◆ Required work:
In the material below, find every line with "screenshot" and pull it out.

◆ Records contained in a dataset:
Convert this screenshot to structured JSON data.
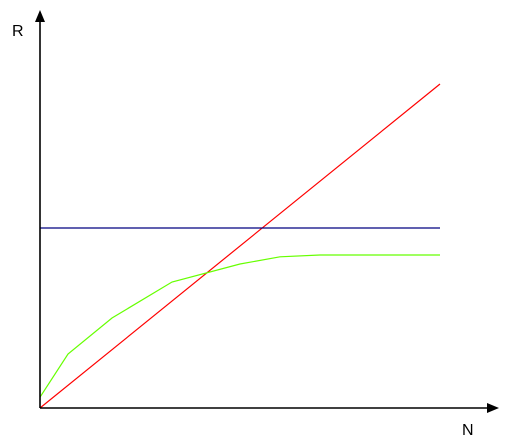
{
  "chart_data": {
    "type": "line",
    "xlabel": "N",
    "ylabel": "R",
    "xlim": [
      0,
      100
    ],
    "ylim": [
      0,
      100
    ],
    "grid": false,
    "legend": "none",
    "series": [
      {
        "color": "#ff0000",
        "x": [
          0,
          100
        ],
        "y": [
          0,
          90
        ]
      },
      {
        "color": "#000080",
        "x": [
          0,
          100
        ],
        "y": [
          50,
          50
        ]
      },
      {
        "color": "#66ff00",
        "x": [
          0,
          7,
          18,
          33,
          50,
          60,
          70,
          100
        ],
        "y": [
          3,
          15,
          25,
          35,
          40,
          42,
          42.5,
          42.5
        ]
      }
    ]
  }
}
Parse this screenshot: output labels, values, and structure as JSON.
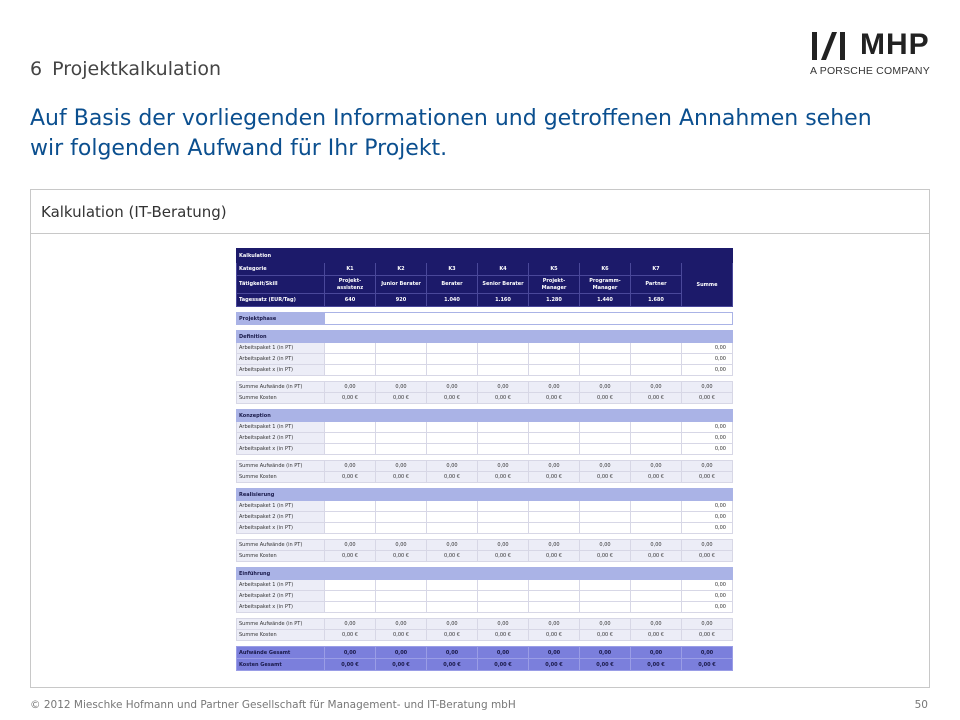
{
  "chapter": {
    "number": "6",
    "title": "Projektkalkulation"
  },
  "headline": "Auf Basis der vorliegenden Informationen und getroffenen Annahmen sehen wir folgenden Aufwand für Ihr Projekt.",
  "logo": {
    "brand": "MHP",
    "subtitle": "A PORSCHE COMPANY"
  },
  "panel": {
    "title": "Kalkulation (IT-Beratung)"
  },
  "sheet": {
    "title": "Kalkulation",
    "kategorie_label": "Kategorie",
    "kategorien": [
      "K1",
      "K2",
      "K3",
      "K4",
      "K5",
      "K6",
      "K7"
    ],
    "summe_label": "Summe",
    "skill_label": "Tätigkeit/Skill",
    "skills": [
      "Projekt-assistenz",
      "Junior Berater",
      "Berater",
      "Senior Berater",
      "Projekt-Manager",
      "Programm-Manager",
      "Partner"
    ],
    "tagessatz_label": "Tagessatz (EUR/Tag)",
    "tagessaetze": [
      "640",
      "920",
      "1.040",
      "1.160",
      "1.280",
      "1.440",
      "1.680"
    ],
    "projektphase_label": "Projektphase",
    "phases": [
      {
        "name": "Definition",
        "rows": [
          {
            "label": "Arbeitspaket 1 (in PT)",
            "sum": "0,00"
          },
          {
            "label": "Arbeitspaket 2 (in PT)",
            "sum": "0,00"
          },
          {
            "label": "Arbeitspaket x (in PT)",
            "sum": "0,00"
          }
        ],
        "aufwand_label": "Summe Aufwände (in PT)",
        "aufwand": [
          "0,00",
          "0,00",
          "0,00",
          "0,00",
          "0,00",
          "0,00",
          "0,00",
          "0,00"
        ],
        "kosten_label": "Summe Kosten",
        "kosten": [
          "0,00 €",
          "0,00 €",
          "0,00 €",
          "0,00 €",
          "0,00 €",
          "0,00 €",
          "0,00 €",
          "0,00 €"
        ]
      },
      {
        "name": "Konzeption",
        "rows": [
          {
            "label": "Arbeitspaket 1 (in PT)",
            "sum": "0,00"
          },
          {
            "label": "Arbeitspaket 2 (in PT)",
            "sum": "0,00"
          },
          {
            "label": "Arbeitspaket x (in PT)",
            "sum": "0,00"
          }
        ],
        "aufwand_label": "Summe Aufwände (in PT)",
        "aufwand": [
          "0,00",
          "0,00",
          "0,00",
          "0,00",
          "0,00",
          "0,00",
          "0,00",
          "0,00"
        ],
        "kosten_label": "Summe Kosten",
        "kosten": [
          "0,00 €",
          "0,00 €",
          "0,00 €",
          "0,00 €",
          "0,00 €",
          "0,00 €",
          "0,00 €",
          "0,00 €"
        ]
      },
      {
        "name": "Realisierung",
        "rows": [
          {
            "label": "Arbeitspaket 1 (in PT)",
            "sum": "0,00"
          },
          {
            "label": "Arbeitspaket 2 (in PT)",
            "sum": "0,00"
          },
          {
            "label": "Arbeitspaket x (in PT)",
            "sum": "0,00"
          }
        ],
        "aufwand_label": "Summe Aufwände (in PT)",
        "aufwand": [
          "0,00",
          "0,00",
          "0,00",
          "0,00",
          "0,00",
          "0,00",
          "0,00",
          "0,00"
        ],
        "kosten_label": "Summe Kosten",
        "kosten": [
          "0,00 €",
          "0,00 €",
          "0,00 €",
          "0,00 €",
          "0,00 €",
          "0,00 €",
          "0,00 €",
          "0,00 €"
        ]
      },
      {
        "name": "Einführung",
        "rows": [
          {
            "label": "Arbeitspaket 1 (in PT)",
            "sum": "0,00"
          },
          {
            "label": "Arbeitspaket 2 (in PT)",
            "sum": "0,00"
          },
          {
            "label": "Arbeitspaket x (in PT)",
            "sum": "0,00"
          }
        ],
        "aufwand_label": "Summe Aufwände (in PT)",
        "aufwand": [
          "0,00",
          "0,00",
          "0,00",
          "0,00",
          "0,00",
          "0,00",
          "0,00",
          "0,00"
        ],
        "kosten_label": "Summe Kosten",
        "kosten": [
          "0,00 €",
          "0,00 €",
          "0,00 €",
          "0,00 €",
          "0,00 €",
          "0,00 €",
          "0,00 €",
          "0,00 €"
        ]
      }
    ],
    "aufwaende_gesamt_label": "Aufwände Gesamt",
    "aufwaende_gesamt": [
      "0,00",
      "0,00",
      "0,00",
      "0,00",
      "0,00",
      "0,00",
      "0,00",
      "0,00"
    ],
    "kosten_gesamt_label": "Kosten Gesamt",
    "kosten_gesamt": [
      "0,00 €",
      "0,00 €",
      "0,00 €",
      "0,00 €",
      "0,00 €",
      "0,00 €",
      "0,00 €",
      "0,00 €"
    ]
  },
  "footer": {
    "copyright": "© 2012 Mieschke Hofmann und Partner Gesellschaft für Management- und IT-Beratung mbH",
    "page": "50"
  }
}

◆ Written response:
Convert this screenshot to structured JSON data.
Parse this screenshot: output labels, values, and structure as JSON.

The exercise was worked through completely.